-- BEGIN Entries supplied --
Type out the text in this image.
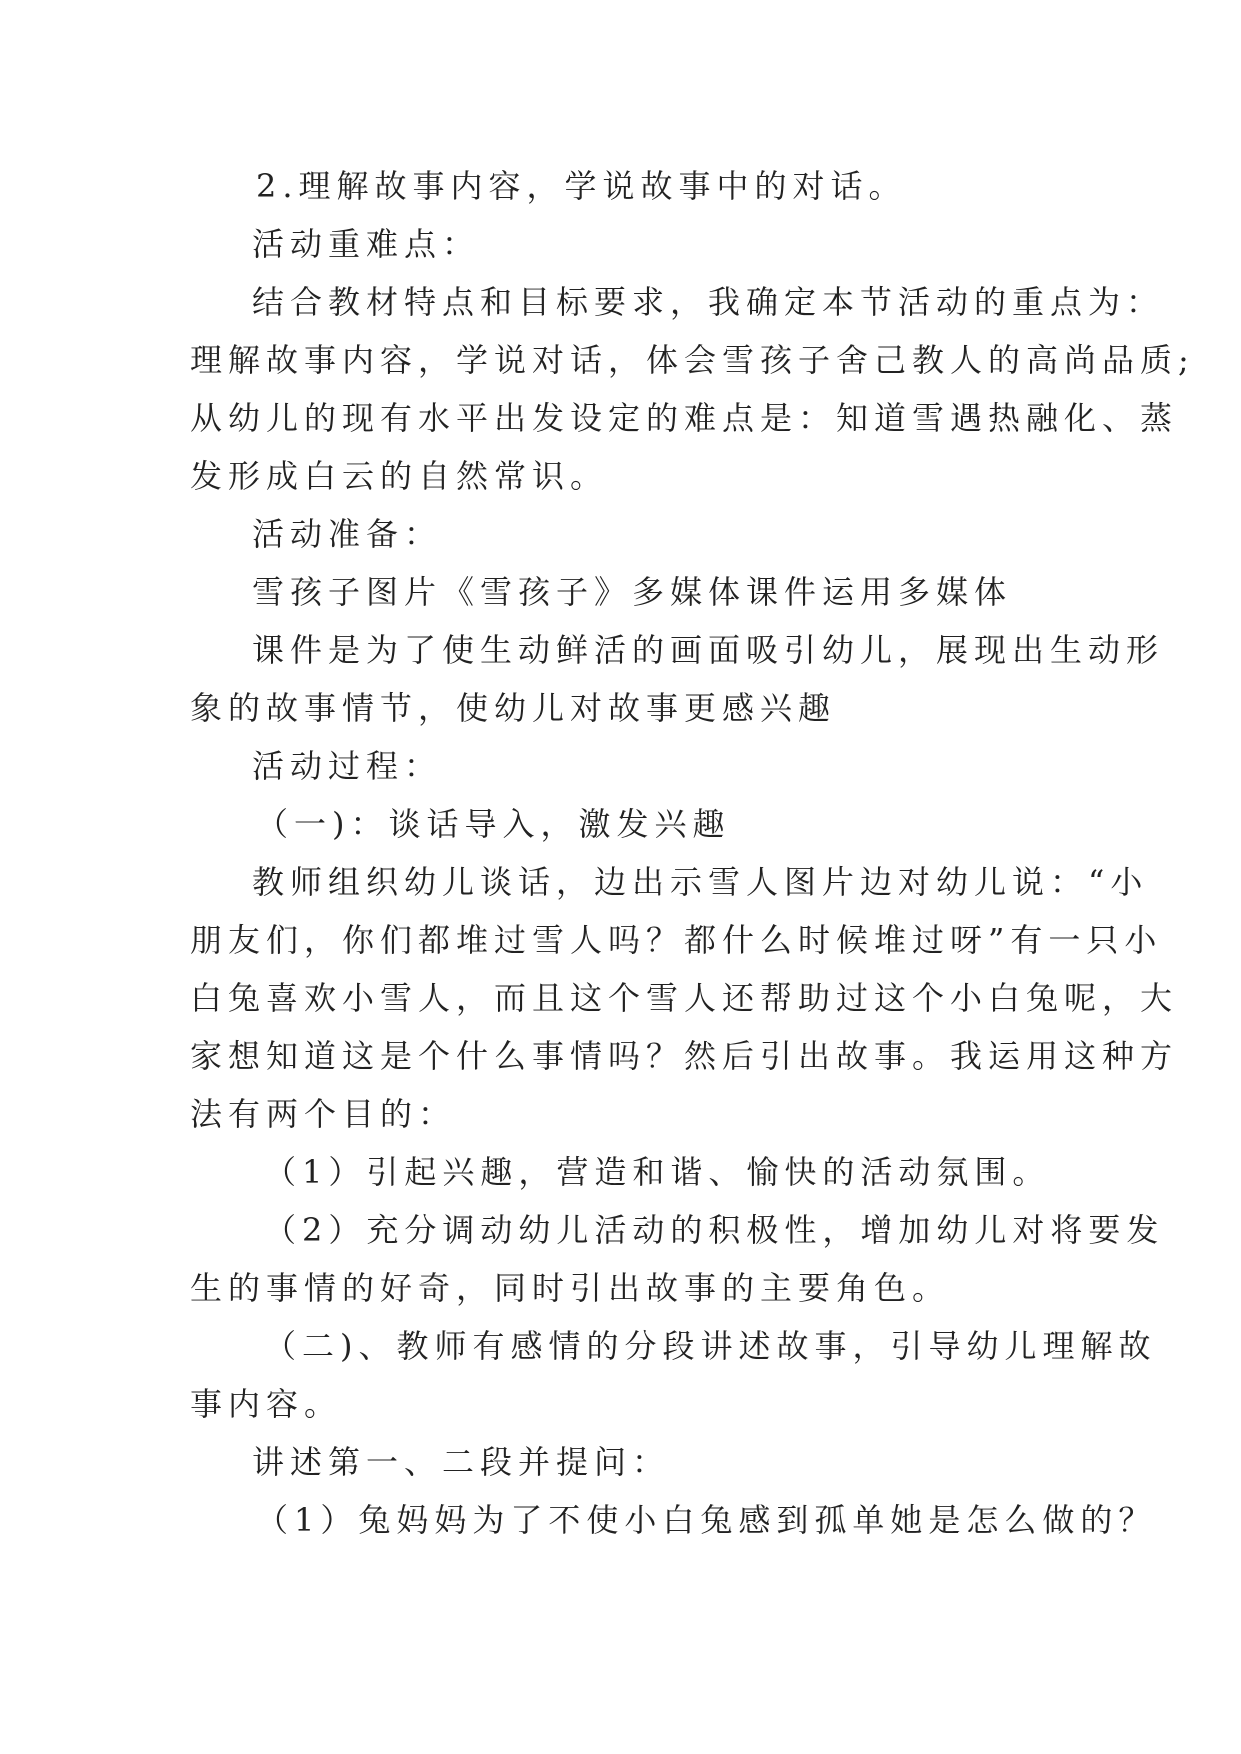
2.理解故事内容，学说故事中的对话。
活动重难点：
结合教材特点和目标要求，我确定本节活动的重点为：
理解故事内容，学说对话，体会雪孩子舍己教人的高尚品质;
从幼儿的现有水平出发设定的难点是：知道雪遇热融化、蒸
发形成白云的自然常识。
活动准备：
雪孩子图片《雪孩子》多媒体课件运用多媒体
课件是为了使生动鲜活的画面吸引幼儿，展现出生动形
象的故事情节，使幼儿对故事更感兴趣
活动过程：
（一)：谈话导入，激发兴趣
教师组织幼儿谈话，边出示雪人图片边对幼儿说：“小
朋友们，你们都堆过雪人吗？都什么时候堆过呀”有一只小
白兔喜欢小雪人，而且这个雪人还帮助过这个小白兔呢，大
家想知道这是个什么事情吗？然后引出故事。我运用这种方
法有两个目的：
（1）引起兴趣，营造和谐、愉快的活动氛围。
（2）充分调动幼儿活动的积极性，增加幼儿对将要发
生的事情的好奇，同时引出故事的主要角色。
（二)、教师有感情的分段讲述故事，引导幼儿理解故
事内容。
讲述第一、二段并提问：
（1）兔妈妈为了不使小白兔感到孤单她是怎么做的？
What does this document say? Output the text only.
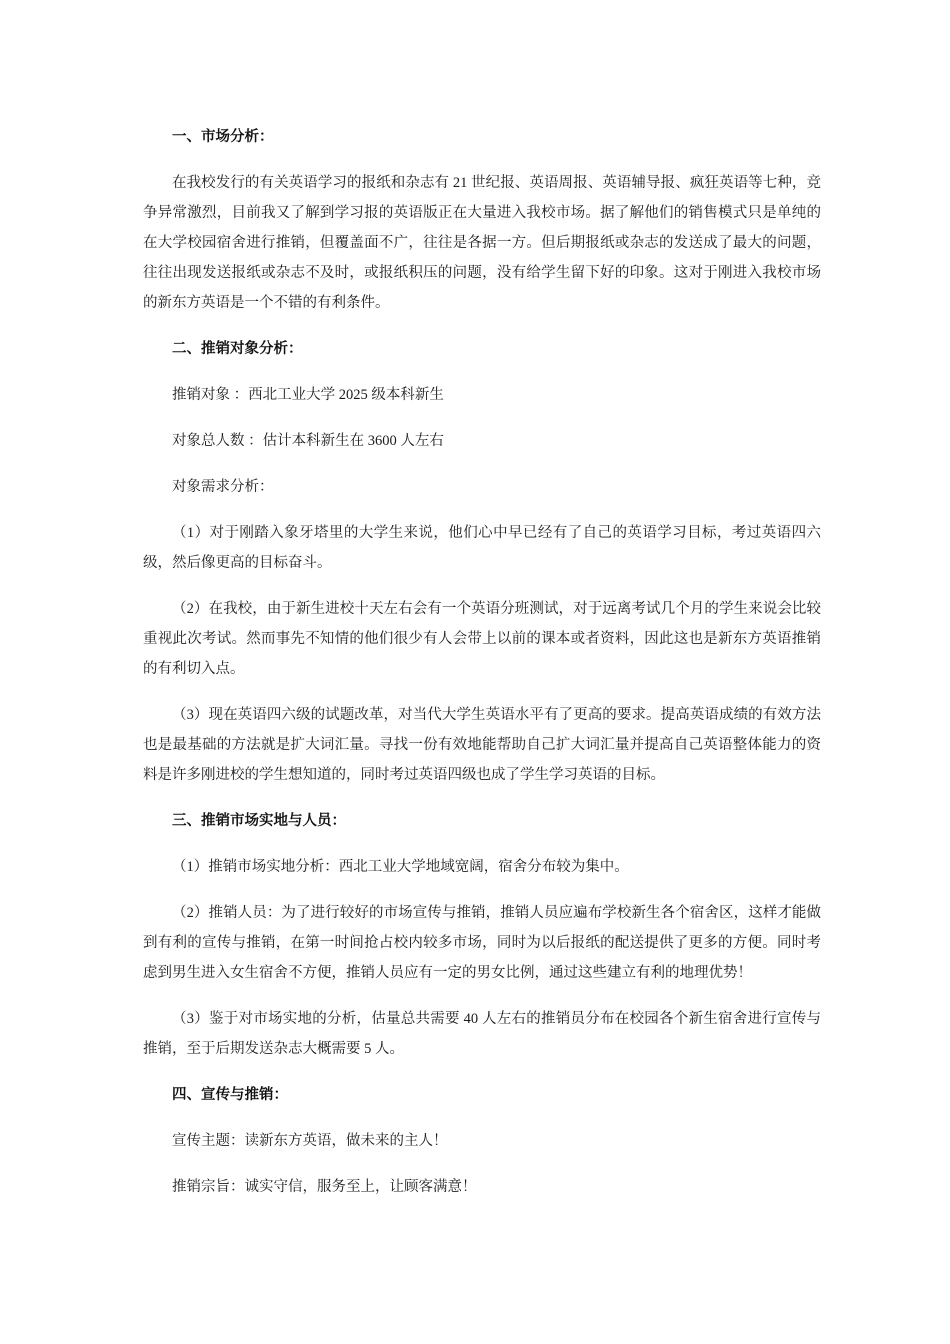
一、市场分析：

在我校发行的有关英语学习的报纸和杂志有 21 世纪报、英语周报、英语辅导报、疯狂英语等七种，竞争异常激烈，目前我又了解到学习报的英语版正在大量进入我校市场。据了解他们的销售模式只是单纯的在大学校园宿舍进行推销，但覆盖面不广，往往是各据一方。但后期报纸或杂志的发送成了最大的问题，往往出现发送报纸或杂志不及时，或报纸积压的问题，没有给学生留下好的印象。这对于刚进入我校市场的新东方英语是一个不错的有利条件。

二、推销对象分析：

推销对象 ：西北工业大学 2025 级本科新生

对象总人数 ：估计本科新生在 3600 人左右

对象需求分析：

（1）对于刚踏入象牙塔里的大学生来说，他们心中早已经有了自己的英语学习目标，考过英语四六级，然后像更高的目标奋斗。

（2）在我校，由于新生进校十天左右会有一个英语分班测试，对于远离考试几个月的学生来说会比较重视此次考试。然而事先不知情的他们很少有人会带上以前的课本或者资料，因此这也是新东方英语推销的有利切入点。

（3）现在英语四六级的试题改革，对当代大学生英语水平有了更高的要求。提高英语成绩的有效方法也是最基础的方法就是扩大词汇量。寻找一份有效地能帮助自己扩大词汇量并提高自己英语整体能力的资料是许多刚进校的学生想知道的，同时考过英语四级也成了学生学习英语的目标。

三、推销市场实地与人员：

（1）推销市场实地分析：西北工业大学地域宽阔，宿舍分布较为集中。

（2）推销人员：为了进行较好的市场宣传与推销，推销人员应遍布学校新生各个宿舍区，这样才能做到有利的宣传与推销，在第一时间抢占校内较多市场，同时为以后报纸的配送提供了更多的方便。同时考虑到男生进入女生宿舍不方便，推销人员应有一定的男女比例，通过这些建立有利的地理优势！

（3）鉴于对市场实地的分析，估量总共需要 40 人左右的推销员分布在校园各个新生宿舍进行宣传与推销，至于后期发送杂志大概需要 5 人。

四、宣传与推销：

宣传主题：读新东方英语，做未来的主人！

推销宗旨：诚实守信，服务至上，让顾客满意！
-- END Entries supplied --
Exercise
Copy the listing in full and without alteration, omitting every picture.

Exercise solution
Type out the text in this image.
2.理解故事内容，学说故事中的对话。
活动重难点：
结合教材特点和目标要求，我确定本节活动的重点为：
理解故事内容，学说对话，体会雪孩子舍己教人的高尚品质;
从幼儿的现有水平出发设定的难点是：知道雪遇热融化、蒸
发形成白云的自然常识。
活动准备：
雪孩子图片《雪孩子》多媒体课件运用多媒体
课件是为了使生动鲜活的画面吸引幼儿，展现出生动形
象的故事情节，使幼儿对故事更感兴趣
活动过程：
（一)：谈话导入，激发兴趣
教师组织幼儿谈话，边出示雪人图片边对幼儿说：“小
朋友们，你们都堆过雪人吗？都什么时候堆过呀”有一只小
白兔喜欢小雪人，而且这个雪人还帮助过这个小白兔呢，大
家想知道这是个什么事情吗？然后引出故事。我运用这种方
法有两个目的：
（1）引起兴趣，营造和谐、愉快的活动氛围。
（2）充分调动幼儿活动的积极性，增加幼儿对将要发
生的事情的好奇，同时引出故事的主要角色。
（二)、教师有感情的分段讲述故事，引导幼儿理解故
事内容。
讲述第一、二段并提问：
（1）兔妈妈为了不使小白兔感到孤单她是怎么做的？
What does this document say? Output the text only.
一、市场分析：

在我校发行的有关英语学习的报纸和杂志有 21 世纪报、英语周报、英语辅导报、疯狂英语等七种，竞争异常激烈，目前我又了解到学习报的英语版正在大量进入我校市场。据了解他们的销售模式只是单纯的在大学校园宿舍进行推销，但覆盖面不广，往往是各据一方。但后期报纸或杂志的发送成了最大的问题，往往出现发送报纸或杂志不及时，或报纸积压的问题，没有给学生留下好的印象。这对于刚进入我校市场的新东方英语是一个不错的有利条件。

二、推销对象分析：

推销对象 ：西北工业大学 2025 级本科新生

对象总人数 ：估计本科新生在 3600 人左右

对象需求分析：

（1）对于刚踏入象牙塔里的大学生来说，他们心中早已经有了自己的英语学习目标，考过英语四六级，然后像更高的目标奋斗。

（2）在我校，由于新生进校十天左右会有一个英语分班测试，对于远离考试几个月的学生来说会比较重视此次考试。然而事先不知情的他们很少有人会带上以前的课本或者资料，因此这也是新东方英语推销的有利切入点。

（3）现在英语四六级的试题改革，对当代大学生英语水平有了更高的要求。提高英语成绩的有效方法也是最基础的方法就是扩大词汇量。寻找一份有效地能帮助自己扩大词汇量并提高自己英语整体能力的资料是许多刚进校的学生想知道的，同时考过英语四级也成了学生学习英语的目标。

三、推销市场实地与人员：

（1）推销市场实地分析：西北工业大学地域宽阔，宿舍分布较为集中。

（2）推销人员：为了进行较好的市场宣传与推销，推销人员应遍布学校新生各个宿舍区，这样才能做到有利的宣传与推销，在第一时间抢占校内较多市场，同时为以后报纸的配送提供了更多的方便。同时考虑到男生进入女生宿舍不方便，推销人员应有一定的男女比例，通过这些建立有利的地理优势！

（3）鉴于对市场实地的分析，估量总共需要 40 人左右的推销员分布在校园各个新生宿舍进行宣传与推销，至于后期发送杂志大概需要 5 人。

四、宣传与推销：

宣传主题：读新东方英语，做未来的主人！

推销宗旨：诚实守信，服务至上，让顾客满意！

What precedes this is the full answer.